■ Instruction: Show all lines that include the string "zóny"; copy each one.

===== Dataset records =====

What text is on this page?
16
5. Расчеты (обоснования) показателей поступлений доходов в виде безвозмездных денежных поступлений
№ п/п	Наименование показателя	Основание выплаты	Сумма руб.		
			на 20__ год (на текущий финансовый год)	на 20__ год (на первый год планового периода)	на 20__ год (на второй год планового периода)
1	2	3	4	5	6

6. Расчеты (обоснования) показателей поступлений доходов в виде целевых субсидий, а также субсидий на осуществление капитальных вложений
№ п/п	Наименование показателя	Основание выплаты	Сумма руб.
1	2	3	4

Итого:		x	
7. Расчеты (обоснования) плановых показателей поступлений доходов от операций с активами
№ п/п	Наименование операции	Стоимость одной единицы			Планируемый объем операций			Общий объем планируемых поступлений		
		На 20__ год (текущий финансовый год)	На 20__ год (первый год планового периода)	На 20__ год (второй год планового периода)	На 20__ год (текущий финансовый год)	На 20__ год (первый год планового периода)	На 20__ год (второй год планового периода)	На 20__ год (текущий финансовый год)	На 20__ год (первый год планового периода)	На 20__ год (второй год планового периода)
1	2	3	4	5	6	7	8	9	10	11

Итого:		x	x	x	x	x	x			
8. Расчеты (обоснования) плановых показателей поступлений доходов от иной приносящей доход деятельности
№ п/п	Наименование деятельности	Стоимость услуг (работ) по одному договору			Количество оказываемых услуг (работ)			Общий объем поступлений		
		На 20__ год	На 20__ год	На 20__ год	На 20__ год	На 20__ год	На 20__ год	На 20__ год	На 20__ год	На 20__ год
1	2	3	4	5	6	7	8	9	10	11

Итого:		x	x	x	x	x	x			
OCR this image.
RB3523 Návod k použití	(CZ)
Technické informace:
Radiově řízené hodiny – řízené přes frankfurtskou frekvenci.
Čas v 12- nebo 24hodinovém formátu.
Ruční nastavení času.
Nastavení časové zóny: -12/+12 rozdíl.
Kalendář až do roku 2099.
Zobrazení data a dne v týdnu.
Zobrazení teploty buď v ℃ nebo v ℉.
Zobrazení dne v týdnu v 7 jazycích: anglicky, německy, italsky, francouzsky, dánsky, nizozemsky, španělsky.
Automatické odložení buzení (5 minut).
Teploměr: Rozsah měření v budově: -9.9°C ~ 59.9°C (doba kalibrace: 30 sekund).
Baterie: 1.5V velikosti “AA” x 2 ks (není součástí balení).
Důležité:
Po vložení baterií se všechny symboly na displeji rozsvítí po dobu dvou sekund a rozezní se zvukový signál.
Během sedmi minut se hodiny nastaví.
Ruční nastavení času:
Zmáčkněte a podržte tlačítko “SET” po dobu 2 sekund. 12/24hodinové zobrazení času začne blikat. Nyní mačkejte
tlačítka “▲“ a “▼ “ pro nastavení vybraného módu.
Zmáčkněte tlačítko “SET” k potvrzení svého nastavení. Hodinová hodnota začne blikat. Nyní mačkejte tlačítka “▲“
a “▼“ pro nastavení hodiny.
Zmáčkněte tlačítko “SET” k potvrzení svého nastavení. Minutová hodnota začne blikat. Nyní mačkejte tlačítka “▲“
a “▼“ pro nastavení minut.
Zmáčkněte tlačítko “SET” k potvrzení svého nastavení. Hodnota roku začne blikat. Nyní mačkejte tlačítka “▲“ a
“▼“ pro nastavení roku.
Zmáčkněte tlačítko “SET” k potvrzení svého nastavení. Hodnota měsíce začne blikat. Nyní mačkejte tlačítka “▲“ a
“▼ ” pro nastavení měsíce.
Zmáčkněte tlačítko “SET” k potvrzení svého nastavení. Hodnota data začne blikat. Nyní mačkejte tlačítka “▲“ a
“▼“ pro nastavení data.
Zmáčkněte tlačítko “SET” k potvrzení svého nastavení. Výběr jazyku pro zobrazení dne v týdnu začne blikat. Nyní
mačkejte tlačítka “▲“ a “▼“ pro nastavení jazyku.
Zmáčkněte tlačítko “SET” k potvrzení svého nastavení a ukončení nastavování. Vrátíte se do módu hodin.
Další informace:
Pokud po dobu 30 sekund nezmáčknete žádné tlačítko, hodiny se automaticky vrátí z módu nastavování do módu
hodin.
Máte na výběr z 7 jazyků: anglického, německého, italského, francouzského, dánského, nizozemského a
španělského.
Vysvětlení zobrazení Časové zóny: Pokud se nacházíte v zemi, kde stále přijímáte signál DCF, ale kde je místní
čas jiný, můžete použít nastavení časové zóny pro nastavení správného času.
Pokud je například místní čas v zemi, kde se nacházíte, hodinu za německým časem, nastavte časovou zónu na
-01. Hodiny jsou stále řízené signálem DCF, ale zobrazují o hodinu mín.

=====

■ Result of this task:
Nastavení časové zóny: -12/+12 rozdíl.
Vysvětlení zobrazení Časové zóny: Pokud se nacházíte v zemi, kde stále přijímáte signál DCF, ale kde je místní
čas jiný, můžete použít nastavení časové zóny pro nastavení správného času.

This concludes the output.